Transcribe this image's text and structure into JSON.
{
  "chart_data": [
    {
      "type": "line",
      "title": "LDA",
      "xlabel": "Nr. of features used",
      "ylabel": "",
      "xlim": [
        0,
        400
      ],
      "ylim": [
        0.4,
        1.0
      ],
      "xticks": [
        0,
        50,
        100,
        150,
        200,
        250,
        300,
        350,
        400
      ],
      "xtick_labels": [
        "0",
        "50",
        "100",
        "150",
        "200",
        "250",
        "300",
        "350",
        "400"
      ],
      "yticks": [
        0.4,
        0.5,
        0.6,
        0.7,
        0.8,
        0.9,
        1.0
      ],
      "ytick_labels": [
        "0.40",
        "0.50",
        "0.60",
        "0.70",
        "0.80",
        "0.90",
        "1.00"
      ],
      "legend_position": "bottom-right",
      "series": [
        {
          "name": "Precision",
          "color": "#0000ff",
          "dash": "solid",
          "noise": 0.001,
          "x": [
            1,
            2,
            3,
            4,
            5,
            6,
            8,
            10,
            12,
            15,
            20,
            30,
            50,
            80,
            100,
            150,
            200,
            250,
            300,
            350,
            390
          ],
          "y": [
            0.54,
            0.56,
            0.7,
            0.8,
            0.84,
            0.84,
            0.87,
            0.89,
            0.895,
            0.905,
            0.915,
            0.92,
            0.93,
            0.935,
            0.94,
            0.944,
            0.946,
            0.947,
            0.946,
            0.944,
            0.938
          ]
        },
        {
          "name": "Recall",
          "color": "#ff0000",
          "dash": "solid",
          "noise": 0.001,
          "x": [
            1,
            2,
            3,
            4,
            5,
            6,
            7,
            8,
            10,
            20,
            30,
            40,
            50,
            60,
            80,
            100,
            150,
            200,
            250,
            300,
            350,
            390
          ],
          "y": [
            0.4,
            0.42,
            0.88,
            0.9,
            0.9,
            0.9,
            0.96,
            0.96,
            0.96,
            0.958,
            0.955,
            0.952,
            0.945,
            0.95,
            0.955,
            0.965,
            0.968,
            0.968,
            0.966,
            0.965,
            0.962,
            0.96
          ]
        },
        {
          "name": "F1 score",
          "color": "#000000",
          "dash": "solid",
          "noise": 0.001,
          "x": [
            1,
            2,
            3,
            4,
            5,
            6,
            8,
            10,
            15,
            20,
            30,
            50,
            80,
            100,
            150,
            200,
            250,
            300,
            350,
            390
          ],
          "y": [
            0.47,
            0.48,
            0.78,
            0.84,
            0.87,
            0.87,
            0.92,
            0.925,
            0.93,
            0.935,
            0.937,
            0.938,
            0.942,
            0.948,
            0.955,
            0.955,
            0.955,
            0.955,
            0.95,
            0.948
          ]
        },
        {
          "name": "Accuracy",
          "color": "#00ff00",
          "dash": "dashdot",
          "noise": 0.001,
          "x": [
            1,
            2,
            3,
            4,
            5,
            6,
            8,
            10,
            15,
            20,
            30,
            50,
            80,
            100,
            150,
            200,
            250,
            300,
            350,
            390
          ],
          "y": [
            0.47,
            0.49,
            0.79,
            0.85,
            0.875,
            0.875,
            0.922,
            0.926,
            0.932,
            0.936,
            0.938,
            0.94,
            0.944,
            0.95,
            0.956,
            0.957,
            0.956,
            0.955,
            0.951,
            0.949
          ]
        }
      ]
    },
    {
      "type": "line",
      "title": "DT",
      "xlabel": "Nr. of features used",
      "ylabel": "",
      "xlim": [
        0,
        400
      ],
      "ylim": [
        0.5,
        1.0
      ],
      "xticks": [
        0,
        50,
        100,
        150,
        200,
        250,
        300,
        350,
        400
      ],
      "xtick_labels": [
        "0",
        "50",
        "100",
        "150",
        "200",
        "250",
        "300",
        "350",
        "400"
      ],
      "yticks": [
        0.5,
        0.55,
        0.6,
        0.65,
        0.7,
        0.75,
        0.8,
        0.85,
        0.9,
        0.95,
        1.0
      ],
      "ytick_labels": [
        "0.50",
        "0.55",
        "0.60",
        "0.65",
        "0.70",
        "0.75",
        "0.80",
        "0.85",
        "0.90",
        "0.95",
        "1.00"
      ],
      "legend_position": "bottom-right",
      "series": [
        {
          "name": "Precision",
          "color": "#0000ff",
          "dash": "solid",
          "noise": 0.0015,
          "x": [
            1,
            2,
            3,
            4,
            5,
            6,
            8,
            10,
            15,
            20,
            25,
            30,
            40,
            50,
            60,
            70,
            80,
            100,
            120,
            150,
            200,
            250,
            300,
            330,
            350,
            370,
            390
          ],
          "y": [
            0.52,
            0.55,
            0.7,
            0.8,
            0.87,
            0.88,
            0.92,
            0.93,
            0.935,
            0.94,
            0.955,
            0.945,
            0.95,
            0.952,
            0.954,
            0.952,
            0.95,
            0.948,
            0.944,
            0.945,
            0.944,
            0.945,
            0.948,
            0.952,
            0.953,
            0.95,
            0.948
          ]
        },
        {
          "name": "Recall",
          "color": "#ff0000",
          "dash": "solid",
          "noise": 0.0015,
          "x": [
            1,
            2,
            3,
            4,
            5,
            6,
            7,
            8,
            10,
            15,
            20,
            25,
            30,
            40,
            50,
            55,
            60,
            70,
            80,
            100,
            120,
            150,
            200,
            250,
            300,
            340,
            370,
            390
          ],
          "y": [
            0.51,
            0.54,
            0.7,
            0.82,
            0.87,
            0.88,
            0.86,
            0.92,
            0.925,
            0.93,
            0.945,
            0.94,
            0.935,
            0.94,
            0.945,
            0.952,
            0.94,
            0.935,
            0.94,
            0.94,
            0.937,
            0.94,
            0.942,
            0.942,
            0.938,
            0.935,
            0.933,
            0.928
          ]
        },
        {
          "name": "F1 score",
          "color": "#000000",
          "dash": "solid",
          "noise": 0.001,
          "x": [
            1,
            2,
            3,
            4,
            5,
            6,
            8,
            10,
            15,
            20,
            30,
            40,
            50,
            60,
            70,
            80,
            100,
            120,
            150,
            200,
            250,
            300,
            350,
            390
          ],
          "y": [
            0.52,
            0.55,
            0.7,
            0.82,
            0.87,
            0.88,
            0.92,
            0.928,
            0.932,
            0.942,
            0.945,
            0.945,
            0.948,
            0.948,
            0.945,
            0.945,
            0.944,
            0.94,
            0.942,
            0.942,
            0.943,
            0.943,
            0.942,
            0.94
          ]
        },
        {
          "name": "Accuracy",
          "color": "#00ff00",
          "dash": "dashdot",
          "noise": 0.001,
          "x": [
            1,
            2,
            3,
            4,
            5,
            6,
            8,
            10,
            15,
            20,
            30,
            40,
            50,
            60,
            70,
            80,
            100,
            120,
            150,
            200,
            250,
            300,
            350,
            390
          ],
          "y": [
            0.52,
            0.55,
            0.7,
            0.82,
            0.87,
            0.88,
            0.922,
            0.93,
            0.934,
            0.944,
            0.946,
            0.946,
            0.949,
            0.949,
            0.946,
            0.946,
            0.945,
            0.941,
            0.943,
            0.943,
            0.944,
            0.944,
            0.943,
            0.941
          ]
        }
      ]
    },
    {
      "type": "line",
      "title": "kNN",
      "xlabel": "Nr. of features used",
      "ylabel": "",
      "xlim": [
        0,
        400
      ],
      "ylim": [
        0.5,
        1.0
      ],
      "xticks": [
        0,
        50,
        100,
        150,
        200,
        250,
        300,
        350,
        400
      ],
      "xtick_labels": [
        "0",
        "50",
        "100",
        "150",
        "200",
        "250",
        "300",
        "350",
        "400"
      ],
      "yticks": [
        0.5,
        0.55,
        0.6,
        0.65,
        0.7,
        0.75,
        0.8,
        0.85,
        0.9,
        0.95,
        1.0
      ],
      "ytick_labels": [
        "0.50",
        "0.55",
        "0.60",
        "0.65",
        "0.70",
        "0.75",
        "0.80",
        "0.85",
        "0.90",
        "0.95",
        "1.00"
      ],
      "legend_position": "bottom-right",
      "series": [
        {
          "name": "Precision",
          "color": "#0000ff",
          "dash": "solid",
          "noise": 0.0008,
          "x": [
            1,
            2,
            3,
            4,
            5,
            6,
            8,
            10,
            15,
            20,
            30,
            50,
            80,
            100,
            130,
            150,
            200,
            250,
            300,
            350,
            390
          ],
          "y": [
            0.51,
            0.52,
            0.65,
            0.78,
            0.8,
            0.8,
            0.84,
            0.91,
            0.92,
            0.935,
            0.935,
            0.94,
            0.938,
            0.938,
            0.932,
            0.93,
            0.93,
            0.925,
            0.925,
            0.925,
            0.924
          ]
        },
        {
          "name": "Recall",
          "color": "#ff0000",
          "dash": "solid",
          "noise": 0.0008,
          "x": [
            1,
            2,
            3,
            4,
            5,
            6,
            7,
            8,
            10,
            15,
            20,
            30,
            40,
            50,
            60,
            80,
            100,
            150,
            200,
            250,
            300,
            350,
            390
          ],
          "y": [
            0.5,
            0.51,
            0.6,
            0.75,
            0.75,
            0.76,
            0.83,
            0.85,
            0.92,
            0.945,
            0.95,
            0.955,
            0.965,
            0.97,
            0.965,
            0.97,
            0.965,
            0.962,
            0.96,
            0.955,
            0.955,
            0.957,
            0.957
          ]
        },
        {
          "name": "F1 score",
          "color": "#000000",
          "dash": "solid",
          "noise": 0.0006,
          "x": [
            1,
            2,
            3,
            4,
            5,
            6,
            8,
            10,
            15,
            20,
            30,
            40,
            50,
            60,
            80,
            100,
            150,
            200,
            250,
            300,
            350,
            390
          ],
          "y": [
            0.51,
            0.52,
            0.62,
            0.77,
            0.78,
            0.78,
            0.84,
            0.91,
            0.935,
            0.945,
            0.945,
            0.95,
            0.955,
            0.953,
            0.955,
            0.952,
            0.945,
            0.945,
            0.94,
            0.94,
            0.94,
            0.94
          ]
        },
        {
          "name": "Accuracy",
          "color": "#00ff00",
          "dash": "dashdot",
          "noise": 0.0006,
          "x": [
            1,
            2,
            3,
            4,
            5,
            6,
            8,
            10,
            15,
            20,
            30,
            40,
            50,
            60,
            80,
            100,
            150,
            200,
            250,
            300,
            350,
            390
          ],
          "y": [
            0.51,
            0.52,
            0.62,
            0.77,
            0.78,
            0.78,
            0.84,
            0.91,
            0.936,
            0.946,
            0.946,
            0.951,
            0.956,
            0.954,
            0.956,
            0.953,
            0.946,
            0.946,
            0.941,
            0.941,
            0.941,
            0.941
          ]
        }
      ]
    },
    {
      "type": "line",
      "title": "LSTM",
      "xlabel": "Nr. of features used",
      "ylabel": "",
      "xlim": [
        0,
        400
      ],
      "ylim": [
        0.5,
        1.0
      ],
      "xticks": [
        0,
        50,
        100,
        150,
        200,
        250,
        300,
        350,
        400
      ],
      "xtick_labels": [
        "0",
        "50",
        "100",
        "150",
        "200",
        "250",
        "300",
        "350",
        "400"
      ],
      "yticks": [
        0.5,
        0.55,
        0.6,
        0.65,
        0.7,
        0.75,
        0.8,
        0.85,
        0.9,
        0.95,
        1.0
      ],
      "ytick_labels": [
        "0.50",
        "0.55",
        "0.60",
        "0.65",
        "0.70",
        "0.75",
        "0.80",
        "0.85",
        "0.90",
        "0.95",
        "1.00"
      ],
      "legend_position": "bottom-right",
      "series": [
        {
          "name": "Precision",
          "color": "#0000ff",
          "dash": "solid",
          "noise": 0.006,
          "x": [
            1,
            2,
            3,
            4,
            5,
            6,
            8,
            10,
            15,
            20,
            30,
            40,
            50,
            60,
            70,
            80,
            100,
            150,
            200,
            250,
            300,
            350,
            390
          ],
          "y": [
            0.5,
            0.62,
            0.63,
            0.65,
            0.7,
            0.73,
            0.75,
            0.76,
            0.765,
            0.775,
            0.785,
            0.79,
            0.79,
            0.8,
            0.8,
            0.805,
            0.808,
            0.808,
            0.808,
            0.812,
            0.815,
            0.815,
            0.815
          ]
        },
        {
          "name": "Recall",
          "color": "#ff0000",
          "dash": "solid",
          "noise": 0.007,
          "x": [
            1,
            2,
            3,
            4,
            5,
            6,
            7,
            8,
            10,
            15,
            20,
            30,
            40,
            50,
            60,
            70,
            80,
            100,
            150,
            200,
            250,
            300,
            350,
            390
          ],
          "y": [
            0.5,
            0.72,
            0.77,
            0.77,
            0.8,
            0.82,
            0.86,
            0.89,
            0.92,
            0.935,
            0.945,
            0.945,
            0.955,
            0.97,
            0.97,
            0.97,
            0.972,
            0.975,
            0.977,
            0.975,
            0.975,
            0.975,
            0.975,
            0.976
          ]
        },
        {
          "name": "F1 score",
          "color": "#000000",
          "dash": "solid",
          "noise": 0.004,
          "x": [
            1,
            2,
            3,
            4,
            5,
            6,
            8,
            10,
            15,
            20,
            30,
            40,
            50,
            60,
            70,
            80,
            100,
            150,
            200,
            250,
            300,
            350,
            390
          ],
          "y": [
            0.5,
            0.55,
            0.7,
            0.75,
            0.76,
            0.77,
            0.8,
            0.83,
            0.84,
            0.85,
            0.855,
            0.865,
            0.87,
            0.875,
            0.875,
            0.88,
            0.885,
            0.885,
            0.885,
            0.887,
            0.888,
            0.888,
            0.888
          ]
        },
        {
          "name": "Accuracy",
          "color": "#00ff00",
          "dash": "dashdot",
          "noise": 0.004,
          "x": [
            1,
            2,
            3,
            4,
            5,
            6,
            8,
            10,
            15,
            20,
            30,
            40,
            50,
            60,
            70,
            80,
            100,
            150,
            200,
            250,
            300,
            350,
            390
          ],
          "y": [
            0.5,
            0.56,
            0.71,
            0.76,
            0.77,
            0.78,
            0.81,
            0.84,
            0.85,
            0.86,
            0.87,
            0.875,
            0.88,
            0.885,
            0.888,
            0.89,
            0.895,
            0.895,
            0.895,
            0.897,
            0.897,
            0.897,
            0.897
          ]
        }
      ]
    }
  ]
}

———

WHAT IS ASKED —
Copy out every line in the entries above that holds "title".

SOLUTION —
      "title": "LDA",
      "title": "DT",
      "title": "kNN",
      "title": "LSTM",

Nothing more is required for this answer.